TASK REQUIREMENTS: Check every line below for the string "Clarence", and copy the lines that contain it.

TASK INPUT:
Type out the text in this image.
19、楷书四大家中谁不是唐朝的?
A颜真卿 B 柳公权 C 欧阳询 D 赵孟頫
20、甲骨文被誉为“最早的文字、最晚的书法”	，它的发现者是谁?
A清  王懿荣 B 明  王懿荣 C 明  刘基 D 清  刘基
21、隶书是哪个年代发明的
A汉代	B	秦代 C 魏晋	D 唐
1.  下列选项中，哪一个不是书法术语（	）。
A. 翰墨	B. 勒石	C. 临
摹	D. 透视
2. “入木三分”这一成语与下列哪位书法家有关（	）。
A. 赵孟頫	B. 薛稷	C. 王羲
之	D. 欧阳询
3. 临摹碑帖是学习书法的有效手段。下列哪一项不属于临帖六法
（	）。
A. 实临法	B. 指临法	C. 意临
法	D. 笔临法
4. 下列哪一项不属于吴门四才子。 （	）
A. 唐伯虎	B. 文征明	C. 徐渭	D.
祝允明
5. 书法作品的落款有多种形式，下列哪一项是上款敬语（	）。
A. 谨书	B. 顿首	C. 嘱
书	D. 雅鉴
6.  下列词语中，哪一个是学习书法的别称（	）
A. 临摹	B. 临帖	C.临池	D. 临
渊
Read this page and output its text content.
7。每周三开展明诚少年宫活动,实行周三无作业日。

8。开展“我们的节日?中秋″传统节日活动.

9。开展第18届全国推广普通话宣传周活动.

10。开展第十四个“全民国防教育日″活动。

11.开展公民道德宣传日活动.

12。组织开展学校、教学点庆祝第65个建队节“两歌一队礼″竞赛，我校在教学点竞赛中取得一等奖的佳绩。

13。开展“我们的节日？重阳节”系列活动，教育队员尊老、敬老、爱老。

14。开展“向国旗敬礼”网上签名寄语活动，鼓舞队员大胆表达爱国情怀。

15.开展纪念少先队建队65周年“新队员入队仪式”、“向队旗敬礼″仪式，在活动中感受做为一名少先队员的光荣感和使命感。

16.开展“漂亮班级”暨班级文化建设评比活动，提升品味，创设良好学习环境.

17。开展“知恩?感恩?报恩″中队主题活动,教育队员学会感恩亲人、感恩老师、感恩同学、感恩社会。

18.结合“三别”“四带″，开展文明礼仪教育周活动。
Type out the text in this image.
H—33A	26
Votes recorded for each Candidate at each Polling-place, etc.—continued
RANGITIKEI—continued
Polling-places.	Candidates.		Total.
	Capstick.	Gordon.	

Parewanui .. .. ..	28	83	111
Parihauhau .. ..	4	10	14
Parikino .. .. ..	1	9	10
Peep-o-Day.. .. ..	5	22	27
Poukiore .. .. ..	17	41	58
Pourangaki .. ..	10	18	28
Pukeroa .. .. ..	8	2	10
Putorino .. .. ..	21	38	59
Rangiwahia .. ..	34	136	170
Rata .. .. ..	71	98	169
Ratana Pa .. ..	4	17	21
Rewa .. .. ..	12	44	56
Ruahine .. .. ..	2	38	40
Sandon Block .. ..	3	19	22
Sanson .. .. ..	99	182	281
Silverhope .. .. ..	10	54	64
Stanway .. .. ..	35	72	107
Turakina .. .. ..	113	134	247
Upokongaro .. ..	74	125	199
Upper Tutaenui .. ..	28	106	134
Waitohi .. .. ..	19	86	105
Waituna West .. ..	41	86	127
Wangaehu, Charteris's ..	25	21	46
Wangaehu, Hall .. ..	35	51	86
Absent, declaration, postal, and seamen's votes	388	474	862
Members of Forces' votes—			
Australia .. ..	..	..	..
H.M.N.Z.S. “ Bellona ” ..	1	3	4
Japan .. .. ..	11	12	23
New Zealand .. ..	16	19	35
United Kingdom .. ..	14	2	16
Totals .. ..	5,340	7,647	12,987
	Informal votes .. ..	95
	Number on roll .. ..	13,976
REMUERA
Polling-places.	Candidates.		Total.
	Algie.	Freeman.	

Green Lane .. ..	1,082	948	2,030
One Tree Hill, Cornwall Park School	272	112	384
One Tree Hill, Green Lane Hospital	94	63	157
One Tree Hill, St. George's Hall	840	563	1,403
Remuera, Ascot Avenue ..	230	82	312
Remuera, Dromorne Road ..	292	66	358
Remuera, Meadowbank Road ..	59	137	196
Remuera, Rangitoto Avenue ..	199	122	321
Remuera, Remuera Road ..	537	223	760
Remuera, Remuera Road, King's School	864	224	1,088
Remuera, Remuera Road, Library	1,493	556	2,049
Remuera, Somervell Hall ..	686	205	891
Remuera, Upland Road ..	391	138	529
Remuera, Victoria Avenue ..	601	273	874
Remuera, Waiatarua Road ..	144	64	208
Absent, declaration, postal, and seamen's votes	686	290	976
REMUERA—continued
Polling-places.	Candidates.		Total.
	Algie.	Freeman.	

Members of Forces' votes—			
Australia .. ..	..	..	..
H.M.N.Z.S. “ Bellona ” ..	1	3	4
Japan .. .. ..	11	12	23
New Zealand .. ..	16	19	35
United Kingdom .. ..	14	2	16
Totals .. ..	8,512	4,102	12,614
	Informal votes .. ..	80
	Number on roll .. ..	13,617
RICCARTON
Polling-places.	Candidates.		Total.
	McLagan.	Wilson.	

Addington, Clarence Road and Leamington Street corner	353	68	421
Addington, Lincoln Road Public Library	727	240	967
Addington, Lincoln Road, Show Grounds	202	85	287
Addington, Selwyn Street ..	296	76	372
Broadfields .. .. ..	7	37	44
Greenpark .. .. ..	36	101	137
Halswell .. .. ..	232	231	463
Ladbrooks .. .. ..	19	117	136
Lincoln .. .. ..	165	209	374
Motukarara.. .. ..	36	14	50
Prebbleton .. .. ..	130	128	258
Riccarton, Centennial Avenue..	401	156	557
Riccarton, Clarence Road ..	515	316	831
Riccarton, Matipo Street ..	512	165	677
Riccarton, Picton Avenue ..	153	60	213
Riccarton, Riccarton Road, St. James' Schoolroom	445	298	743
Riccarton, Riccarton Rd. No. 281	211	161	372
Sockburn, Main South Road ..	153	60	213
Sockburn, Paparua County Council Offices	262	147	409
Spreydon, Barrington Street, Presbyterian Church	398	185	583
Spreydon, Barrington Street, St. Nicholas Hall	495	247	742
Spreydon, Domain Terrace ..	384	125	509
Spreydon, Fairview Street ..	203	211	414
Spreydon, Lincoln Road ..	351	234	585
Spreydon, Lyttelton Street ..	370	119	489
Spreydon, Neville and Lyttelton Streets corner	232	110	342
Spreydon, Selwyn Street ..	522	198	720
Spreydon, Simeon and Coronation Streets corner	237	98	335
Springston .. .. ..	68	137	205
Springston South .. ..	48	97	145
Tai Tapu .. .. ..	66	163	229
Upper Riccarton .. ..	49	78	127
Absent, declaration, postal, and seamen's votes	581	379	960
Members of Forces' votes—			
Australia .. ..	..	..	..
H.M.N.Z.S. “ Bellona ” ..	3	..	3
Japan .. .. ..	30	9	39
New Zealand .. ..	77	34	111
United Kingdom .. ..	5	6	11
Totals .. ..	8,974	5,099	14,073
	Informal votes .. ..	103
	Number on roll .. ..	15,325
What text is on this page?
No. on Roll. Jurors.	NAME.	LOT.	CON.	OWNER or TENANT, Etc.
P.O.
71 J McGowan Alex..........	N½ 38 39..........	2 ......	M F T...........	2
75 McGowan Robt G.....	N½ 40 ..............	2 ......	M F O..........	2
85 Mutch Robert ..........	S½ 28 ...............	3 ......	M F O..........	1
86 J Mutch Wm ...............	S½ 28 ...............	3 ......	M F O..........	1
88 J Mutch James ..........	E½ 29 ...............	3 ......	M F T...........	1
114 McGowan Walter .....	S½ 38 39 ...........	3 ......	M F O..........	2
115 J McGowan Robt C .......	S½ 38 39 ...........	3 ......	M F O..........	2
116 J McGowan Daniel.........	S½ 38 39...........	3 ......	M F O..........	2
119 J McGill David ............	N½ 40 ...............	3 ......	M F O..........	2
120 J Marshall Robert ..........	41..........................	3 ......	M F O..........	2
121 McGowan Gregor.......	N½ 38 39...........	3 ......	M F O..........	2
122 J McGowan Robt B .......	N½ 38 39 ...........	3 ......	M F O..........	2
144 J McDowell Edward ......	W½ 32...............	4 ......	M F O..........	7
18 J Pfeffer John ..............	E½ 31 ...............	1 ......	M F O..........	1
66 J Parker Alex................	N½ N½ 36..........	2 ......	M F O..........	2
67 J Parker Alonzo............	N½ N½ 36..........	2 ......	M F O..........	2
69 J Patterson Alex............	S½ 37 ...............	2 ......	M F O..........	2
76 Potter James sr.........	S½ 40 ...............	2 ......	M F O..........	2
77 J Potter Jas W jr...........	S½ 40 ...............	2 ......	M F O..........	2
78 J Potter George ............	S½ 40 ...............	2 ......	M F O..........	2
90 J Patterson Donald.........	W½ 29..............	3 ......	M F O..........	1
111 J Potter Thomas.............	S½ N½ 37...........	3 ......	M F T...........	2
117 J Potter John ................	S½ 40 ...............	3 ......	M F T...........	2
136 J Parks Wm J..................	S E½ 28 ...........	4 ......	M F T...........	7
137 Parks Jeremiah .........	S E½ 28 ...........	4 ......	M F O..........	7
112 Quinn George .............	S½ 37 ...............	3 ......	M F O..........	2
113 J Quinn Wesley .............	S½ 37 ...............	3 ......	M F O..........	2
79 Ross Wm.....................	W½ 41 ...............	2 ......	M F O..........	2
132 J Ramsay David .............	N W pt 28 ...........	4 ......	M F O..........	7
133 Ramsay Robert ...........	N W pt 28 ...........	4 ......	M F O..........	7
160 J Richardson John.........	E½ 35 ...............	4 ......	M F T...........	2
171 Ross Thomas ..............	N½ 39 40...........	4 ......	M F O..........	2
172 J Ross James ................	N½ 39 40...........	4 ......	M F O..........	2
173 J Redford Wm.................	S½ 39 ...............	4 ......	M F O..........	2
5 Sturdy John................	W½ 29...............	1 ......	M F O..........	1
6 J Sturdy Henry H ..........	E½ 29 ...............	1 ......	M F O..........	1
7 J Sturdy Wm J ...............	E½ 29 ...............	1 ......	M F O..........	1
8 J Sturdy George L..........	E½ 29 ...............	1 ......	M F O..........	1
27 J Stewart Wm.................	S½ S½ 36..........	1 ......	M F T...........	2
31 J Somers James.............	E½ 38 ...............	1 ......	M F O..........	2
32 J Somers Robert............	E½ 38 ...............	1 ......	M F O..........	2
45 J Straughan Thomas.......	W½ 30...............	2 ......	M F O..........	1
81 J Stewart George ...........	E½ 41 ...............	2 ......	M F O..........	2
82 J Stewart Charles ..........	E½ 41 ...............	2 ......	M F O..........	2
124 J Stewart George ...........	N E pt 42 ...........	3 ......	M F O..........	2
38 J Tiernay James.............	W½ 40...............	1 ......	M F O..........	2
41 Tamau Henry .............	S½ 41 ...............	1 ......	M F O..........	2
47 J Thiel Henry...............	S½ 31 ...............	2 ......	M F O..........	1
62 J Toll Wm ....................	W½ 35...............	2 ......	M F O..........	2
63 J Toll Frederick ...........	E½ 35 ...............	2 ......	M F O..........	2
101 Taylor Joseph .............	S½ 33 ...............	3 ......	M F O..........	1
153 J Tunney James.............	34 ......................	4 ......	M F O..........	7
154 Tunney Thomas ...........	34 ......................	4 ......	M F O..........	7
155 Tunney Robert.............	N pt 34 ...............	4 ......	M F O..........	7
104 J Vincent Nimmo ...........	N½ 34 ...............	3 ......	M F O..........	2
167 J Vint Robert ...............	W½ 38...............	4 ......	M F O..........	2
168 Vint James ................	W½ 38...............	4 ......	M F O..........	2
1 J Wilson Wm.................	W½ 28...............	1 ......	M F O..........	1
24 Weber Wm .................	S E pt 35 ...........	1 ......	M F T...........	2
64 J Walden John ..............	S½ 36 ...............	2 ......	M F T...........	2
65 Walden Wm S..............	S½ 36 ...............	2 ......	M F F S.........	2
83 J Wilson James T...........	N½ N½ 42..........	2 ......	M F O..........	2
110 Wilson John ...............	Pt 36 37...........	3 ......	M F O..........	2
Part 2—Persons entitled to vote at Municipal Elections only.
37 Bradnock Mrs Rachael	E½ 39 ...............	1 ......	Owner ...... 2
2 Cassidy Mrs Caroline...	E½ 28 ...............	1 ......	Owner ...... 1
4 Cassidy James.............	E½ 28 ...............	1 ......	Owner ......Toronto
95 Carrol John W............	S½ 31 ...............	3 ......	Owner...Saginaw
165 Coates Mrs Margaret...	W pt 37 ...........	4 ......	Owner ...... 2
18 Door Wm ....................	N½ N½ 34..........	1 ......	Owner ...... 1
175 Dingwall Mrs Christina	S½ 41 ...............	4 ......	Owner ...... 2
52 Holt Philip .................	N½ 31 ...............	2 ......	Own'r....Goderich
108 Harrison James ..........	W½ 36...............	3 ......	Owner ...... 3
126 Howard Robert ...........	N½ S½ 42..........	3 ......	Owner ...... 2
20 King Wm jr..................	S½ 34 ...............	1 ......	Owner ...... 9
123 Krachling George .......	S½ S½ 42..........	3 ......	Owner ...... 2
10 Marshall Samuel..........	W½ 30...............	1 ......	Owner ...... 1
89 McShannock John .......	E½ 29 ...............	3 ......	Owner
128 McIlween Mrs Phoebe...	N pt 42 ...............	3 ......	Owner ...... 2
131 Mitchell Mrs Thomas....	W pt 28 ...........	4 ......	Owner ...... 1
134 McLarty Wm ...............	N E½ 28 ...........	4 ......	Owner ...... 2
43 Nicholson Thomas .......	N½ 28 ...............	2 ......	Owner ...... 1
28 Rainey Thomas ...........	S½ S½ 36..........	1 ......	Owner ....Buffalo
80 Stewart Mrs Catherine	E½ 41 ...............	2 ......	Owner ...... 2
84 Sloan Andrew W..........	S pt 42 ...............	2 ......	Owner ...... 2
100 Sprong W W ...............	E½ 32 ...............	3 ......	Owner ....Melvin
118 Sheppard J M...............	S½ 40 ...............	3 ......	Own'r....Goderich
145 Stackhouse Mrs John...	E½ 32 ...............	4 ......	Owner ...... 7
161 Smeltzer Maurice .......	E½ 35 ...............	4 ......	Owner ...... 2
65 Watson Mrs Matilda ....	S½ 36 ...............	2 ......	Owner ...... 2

RESULT OF THE TASK:
Addington, Clarence Road and Leamington Street corner	353	68	421
Riccarton, Clarence Road ..	515	316	831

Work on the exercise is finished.